▶ The task:
Take each line of the data that contains the string "name" and copy it.
---
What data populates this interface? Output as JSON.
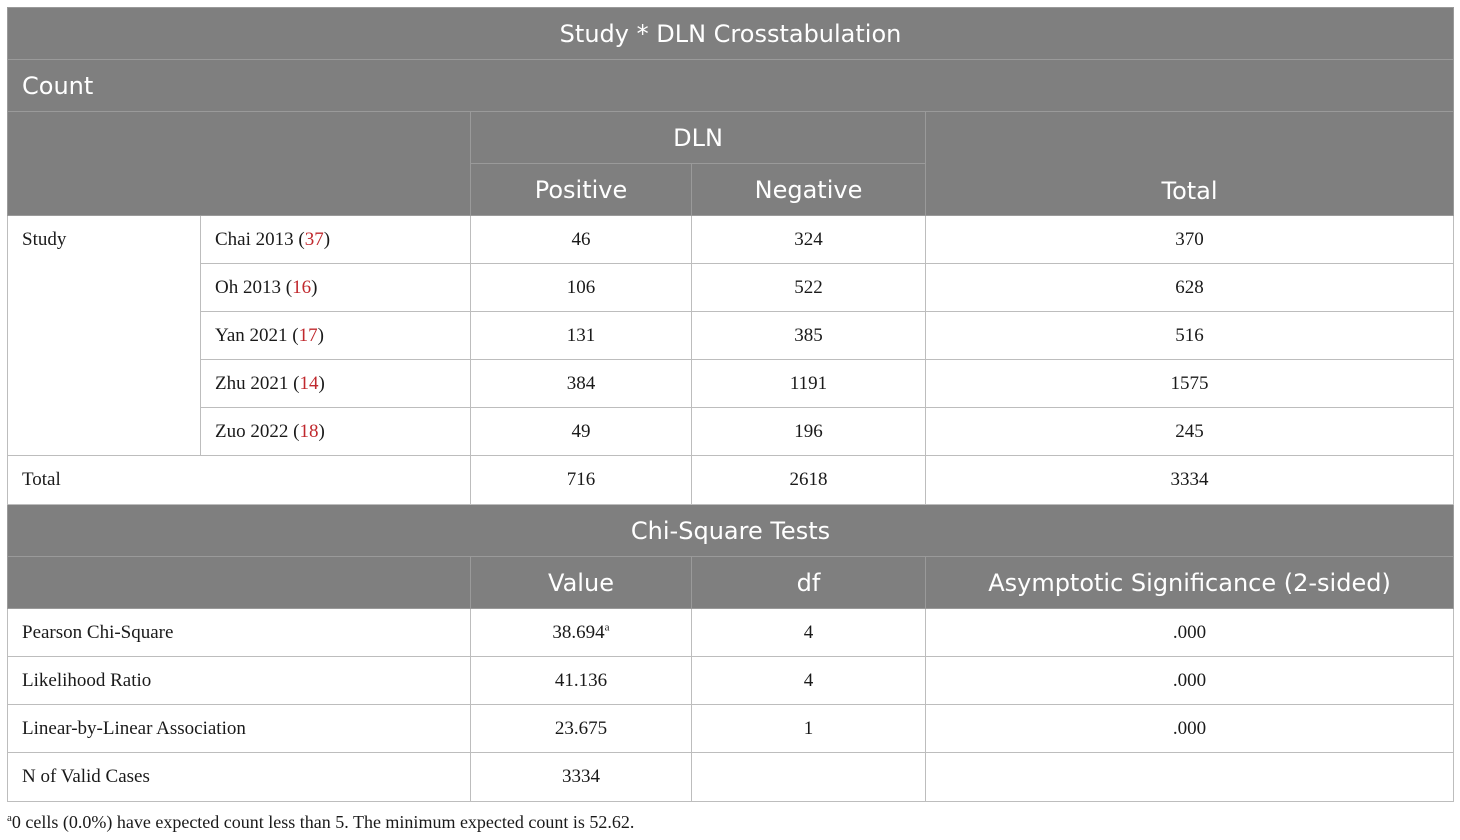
{
  "crosstab": {
    "title": "Study * DLN Crosstabulation",
    "subtitle": "Count",
    "group_header": "DLN",
    "col_positive": "Positive",
    "col_negative": "Negative",
    "col_total": "Total",
    "row_group_label": "Study",
    "rows": [
      {
        "name": "Chai 2013 (",
        "ref": "37",
        "close": ")",
        "positive": "46",
        "negative": "324",
        "total": "370"
      },
      {
        "name": "Oh 2013 (",
        "ref": "16",
        "close": ")",
        "positive": "106",
        "negative": "522",
        "total": "628"
      },
      {
        "name": "Yan 2021 (",
        "ref": "17",
        "close": ")",
        "positive": "131",
        "negative": "385",
        "total": "516"
      },
      {
        "name": "Zhu 2021 (",
        "ref": "14",
        "close": ")",
        "positive": "384",
        "negative": "1191",
        "total": "1575"
      },
      {
        "name": "Zuo 2022 (",
        "ref": "18",
        "close": ")",
        "positive": "49",
        "negative": "196",
        "total": "245"
      }
    ],
    "total_row": {
      "label": "Total",
      "positive": "716",
      "negative": "2618",
      "total": "3334"
    }
  },
  "chisq": {
    "title": "Chi-Square Tests",
    "col_value": "Value",
    "col_df": "df",
    "col_sig": "Asymptotic Significance (2-sided)",
    "rows": [
      {
        "label": "Pearson Chi-Square",
        "value": "38.694",
        "sup": "a",
        "df": "4",
        "sig": ".000"
      },
      {
        "label": "Likelihood Ratio",
        "value": "41.136",
        "sup": "",
        "df": "4",
        "sig": ".000"
      },
      {
        "label": "Linear-by-Linear Association",
        "value": "23.675",
        "sup": "",
        "df": "1",
        "sig": ".000"
      },
      {
        "label": "N of Valid Cases",
        "value": "3334",
        "sup": "",
        "df": "",
        "sig": ""
      }
    ]
  },
  "footnote": {
    "marker": "a",
    "text": "0 cells (0.0%) have expected count less than 5. The minimum expected count is 52.62."
  }
}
---
▶ Exercise solution:
        "name": "Chai 2013 (",
        "name": "Oh 2013 (",
        "name": "Yan 2021 (",
        "name": "Zhu 2021 (",
        "name": "Zuo 2022 (",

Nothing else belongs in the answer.